● Directions for this task: Summarize the text on central clearing of credit default swaps in two sentences.

● Text provided:
+++
The intuition of our results is simple. Suppose that Dealer A is exposed to Dealer B by $100 million on CDS, while at the same time Dealer B is exposed to Dealer A by $150 million on interest-rate swaps. The bilateral exposure is the net, $50 million. The introduction of central clearing dedicated to CDS eliminates the bilateral netting benefits and increases the exposure between these two dealers, before collateral, from $50 million to $150 million. In addition to any collateral posted by Dealer A to the CCP for CDS, Dealer A would need to post a significant amount of additional collateral to Dealer B. Collateral is a scarce resource, especially in a credit crisis.

The introduction of a CCP for CDS can nevertheless be effective when there are extensive opportunities for multilateral netting. For example, if Dealer A is exposed by $100 million to Dealer B through a CDS, while Dealer B is exposed to Dealer C for $100 million on the same CDS, and Dealer C is simultaneously exposed to Dealer A for the same amount on the same CDS, then a CCP eliminates this unnecessary circle of exposures. The introduction of a CCP therefore involves an important tradeoff between bilateral netting without the CCP and multilateral netting through the CCP.
+++
● Dataset entries:
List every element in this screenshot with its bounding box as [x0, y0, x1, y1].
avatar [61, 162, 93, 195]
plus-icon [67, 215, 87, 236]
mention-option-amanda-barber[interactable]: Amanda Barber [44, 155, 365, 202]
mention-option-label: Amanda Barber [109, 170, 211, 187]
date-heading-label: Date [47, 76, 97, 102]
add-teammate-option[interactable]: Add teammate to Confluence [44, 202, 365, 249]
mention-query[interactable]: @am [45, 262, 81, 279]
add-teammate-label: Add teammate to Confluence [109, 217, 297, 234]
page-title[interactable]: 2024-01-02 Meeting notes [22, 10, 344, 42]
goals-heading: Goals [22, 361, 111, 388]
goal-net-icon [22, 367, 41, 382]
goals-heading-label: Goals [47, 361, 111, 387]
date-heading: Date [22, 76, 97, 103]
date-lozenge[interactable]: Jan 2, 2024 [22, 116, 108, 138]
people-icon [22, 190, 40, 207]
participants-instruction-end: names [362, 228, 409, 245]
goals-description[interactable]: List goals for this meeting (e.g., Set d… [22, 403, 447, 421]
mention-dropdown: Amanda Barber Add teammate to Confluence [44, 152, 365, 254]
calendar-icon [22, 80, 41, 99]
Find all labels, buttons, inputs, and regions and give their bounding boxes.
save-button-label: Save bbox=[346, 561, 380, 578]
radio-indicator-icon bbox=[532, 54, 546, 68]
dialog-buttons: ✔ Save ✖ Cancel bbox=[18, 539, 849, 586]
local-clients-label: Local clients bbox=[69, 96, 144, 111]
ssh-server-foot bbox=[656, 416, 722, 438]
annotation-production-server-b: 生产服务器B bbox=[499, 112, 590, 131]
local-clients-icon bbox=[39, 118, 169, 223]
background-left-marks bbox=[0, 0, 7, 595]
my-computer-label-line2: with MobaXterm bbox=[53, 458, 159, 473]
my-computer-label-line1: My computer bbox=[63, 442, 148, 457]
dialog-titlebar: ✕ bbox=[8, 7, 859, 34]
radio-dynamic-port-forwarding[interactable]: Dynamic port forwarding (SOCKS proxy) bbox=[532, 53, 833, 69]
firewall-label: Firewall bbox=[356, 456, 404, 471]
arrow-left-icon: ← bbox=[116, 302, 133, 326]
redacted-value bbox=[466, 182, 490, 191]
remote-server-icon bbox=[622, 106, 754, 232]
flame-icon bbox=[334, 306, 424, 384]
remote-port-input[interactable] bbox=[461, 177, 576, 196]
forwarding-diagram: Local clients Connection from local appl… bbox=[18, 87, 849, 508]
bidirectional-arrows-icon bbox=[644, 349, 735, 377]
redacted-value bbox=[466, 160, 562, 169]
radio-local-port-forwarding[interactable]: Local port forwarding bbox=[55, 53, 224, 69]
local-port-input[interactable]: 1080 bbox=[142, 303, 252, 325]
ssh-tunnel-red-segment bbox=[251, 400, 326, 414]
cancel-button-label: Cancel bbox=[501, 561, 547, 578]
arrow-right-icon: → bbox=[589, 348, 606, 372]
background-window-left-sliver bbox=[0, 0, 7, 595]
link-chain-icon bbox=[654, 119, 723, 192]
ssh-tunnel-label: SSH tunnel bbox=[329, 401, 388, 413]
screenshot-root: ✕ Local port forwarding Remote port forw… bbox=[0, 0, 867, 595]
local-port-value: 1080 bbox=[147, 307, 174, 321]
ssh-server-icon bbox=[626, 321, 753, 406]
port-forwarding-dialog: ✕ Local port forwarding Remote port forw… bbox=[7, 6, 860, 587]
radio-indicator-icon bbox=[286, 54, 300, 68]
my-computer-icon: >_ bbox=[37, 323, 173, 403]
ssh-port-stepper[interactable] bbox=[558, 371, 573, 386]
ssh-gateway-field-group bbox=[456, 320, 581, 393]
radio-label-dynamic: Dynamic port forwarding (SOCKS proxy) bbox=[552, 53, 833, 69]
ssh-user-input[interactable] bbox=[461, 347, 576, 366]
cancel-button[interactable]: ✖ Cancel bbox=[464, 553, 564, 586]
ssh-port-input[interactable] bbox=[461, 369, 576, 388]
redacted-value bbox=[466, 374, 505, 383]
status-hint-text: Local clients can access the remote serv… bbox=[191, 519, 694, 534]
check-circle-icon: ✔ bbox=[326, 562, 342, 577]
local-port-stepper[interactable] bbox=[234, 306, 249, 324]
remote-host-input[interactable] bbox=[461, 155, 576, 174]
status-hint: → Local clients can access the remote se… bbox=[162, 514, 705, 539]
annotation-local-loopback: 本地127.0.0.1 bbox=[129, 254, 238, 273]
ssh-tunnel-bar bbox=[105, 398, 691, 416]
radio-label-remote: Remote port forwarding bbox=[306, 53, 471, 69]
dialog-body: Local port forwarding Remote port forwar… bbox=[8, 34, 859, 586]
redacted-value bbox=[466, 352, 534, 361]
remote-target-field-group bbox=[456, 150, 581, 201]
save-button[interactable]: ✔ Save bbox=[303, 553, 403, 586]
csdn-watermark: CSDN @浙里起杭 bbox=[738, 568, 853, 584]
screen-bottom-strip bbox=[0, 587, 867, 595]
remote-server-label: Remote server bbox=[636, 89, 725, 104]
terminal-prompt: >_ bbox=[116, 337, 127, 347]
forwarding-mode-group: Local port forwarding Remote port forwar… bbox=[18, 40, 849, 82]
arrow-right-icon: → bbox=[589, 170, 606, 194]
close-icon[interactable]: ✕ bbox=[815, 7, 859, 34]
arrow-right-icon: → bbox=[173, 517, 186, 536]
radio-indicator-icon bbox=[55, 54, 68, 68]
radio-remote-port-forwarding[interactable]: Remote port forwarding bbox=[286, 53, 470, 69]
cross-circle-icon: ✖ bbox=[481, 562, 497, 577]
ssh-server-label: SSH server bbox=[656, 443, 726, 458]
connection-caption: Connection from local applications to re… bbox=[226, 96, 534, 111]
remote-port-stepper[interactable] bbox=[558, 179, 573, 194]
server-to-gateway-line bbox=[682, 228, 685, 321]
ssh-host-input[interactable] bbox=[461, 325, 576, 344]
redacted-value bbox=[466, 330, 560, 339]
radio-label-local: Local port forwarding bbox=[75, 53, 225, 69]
+++
● The answer: A central clearing counterparty dedicated to CDS removes the bilateral netting of CDS against other positions, such as interest-rate swaps, so exposures between dealers can grow and call for more of a scarce resource, collateral. Such a counterparty can still be effective when there are extensive chances for multilateral netting, such as a circle of equal exposures among three dealers on the same CDS, so its introduction involves a tradeoff between bilateral and multilateral netting.